Of the lines in this listing, how many contain the word "color"? Give the number and nothing else.

• **Dataset records**
_ _ _

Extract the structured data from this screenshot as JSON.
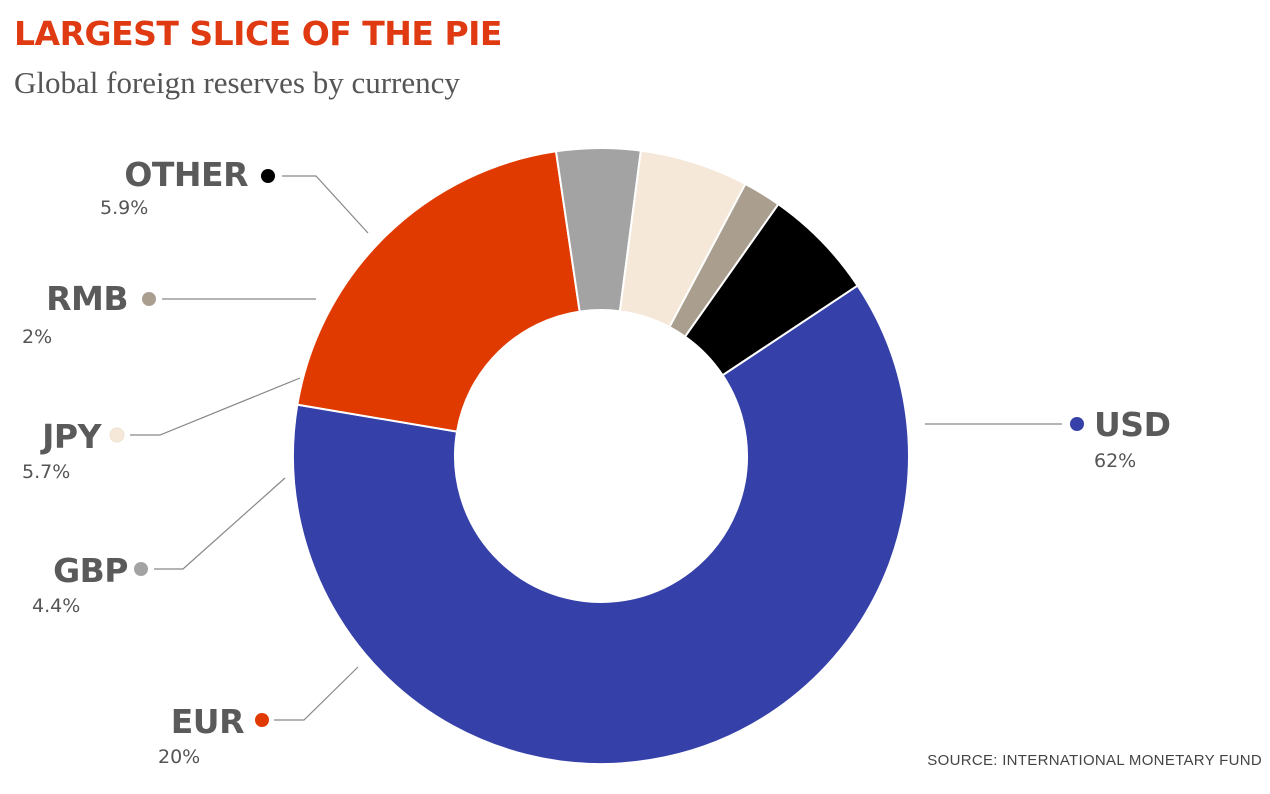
{
  "header": {
    "title": "LARGEST SLICE OF THE PIE",
    "subtitle": "Global foreign reserves by currency"
  },
  "footer": {
    "source": "SOURCE: INTERNATIONAL MONETARY FUND"
  },
  "chart_data": {
    "type": "pie",
    "style": "donut",
    "title": "LARGEST SLICE OF THE PIE",
    "subtitle": "Global foreign reserves by currency",
    "slices": [
      {
        "label": "USD",
        "value": 62,
        "value_label": "62%",
        "color": "#3541a8"
      },
      {
        "label": "EUR",
        "value": 20,
        "value_label": "20%",
        "color": "#e03a00"
      },
      {
        "label": "GBP",
        "value": 4.4,
        "value_label": "4.4%",
        "color": "#a3a3a3"
      },
      {
        "label": "JPY",
        "value": 5.7,
        "value_label": "5.7%",
        "color": "#f5e8d8"
      },
      {
        "label": "RMB",
        "value": 2,
        "value_label": "2%",
        "color": "#aa9f8f"
      },
      {
        "label": "OTHER",
        "value": 5.9,
        "value_label": "5.9%",
        "color": "#000000"
      }
    ],
    "legend": "callouts"
  }
}
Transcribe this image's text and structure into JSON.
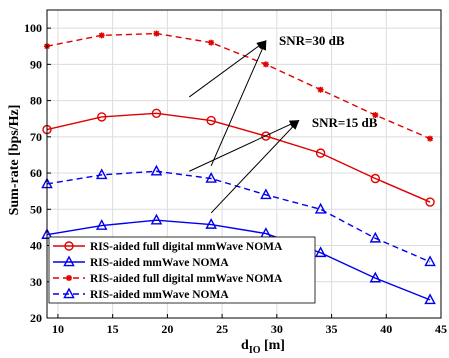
{
  "chart_data": {
    "type": "line",
    "xlabel_main": "d",
    "xlabel_sub": "IO",
    "xlabel_unit": " [m]",
    "ylabel": "Sum-rate [bps/Hz]",
    "xlim": [
      9,
      45
    ],
    "ylim": [
      20,
      105
    ],
    "xticks": [
      10,
      15,
      20,
      25,
      30,
      35,
      40,
      45
    ],
    "yticks": [
      20,
      30,
      40,
      50,
      60,
      70,
      80,
      90,
      100
    ],
    "grid": true,
    "legend_position": "bottom-left",
    "x": [
      9,
      14,
      19,
      24,
      29,
      34,
      39,
      44
    ],
    "series": [
      {
        "name": "RIS-aided full digital mmWave NOMA",
        "snr": "SNR=15 dB",
        "values": [
          72,
          75.5,
          76.5,
          74.5,
          70.2,
          65.5,
          58.5,
          52
        ],
        "color": "#e00000",
        "dash": "solid",
        "marker": "circle"
      },
      {
        "name": "RIS-aided mmWave NOMA",
        "snr": "SNR=15 dB",
        "values": [
          43,
          45.5,
          47,
          45.8,
          43.3,
          38,
          31,
          25
        ],
        "color": "#0000ee",
        "dash": "solid",
        "marker": "triangle"
      },
      {
        "name": "RIS-aided full digital mmWave NOMA",
        "snr": "SNR=30 dB",
        "values": [
          95,
          98,
          98.5,
          96,
          90,
          83,
          76,
          69.5
        ],
        "color": "#e00000",
        "dash": "dashed",
        "marker": "star"
      },
      {
        "name": "RIS-aided mmWave NOMA",
        "snr": "SNR=30 dB",
        "values": [
          57,
          59.5,
          60.5,
          58.5,
          54,
          50,
          42,
          35.5
        ],
        "color": "#0000ee",
        "dash": "dashed",
        "marker": "triangle"
      }
    ],
    "annotations": [
      {
        "text": "SNR=30 dB",
        "label_at": [
          30.2,
          96.5
        ],
        "arrow_head": [
          29,
          96.5
        ],
        "arrows_from": [
          [
            22,
            81
          ],
          [
            24,
            62
          ]
        ]
      },
      {
        "text": "SNR=15 dB",
        "label_at": [
          33.2,
          73.8
        ],
        "arrow_head": [
          32,
          74.5
        ],
        "arrows_from": [
          [
            22,
            60.5
          ],
          [
            24,
            49
          ]
        ]
      }
    ]
  }
}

_ _ _

• **Finished answer**
10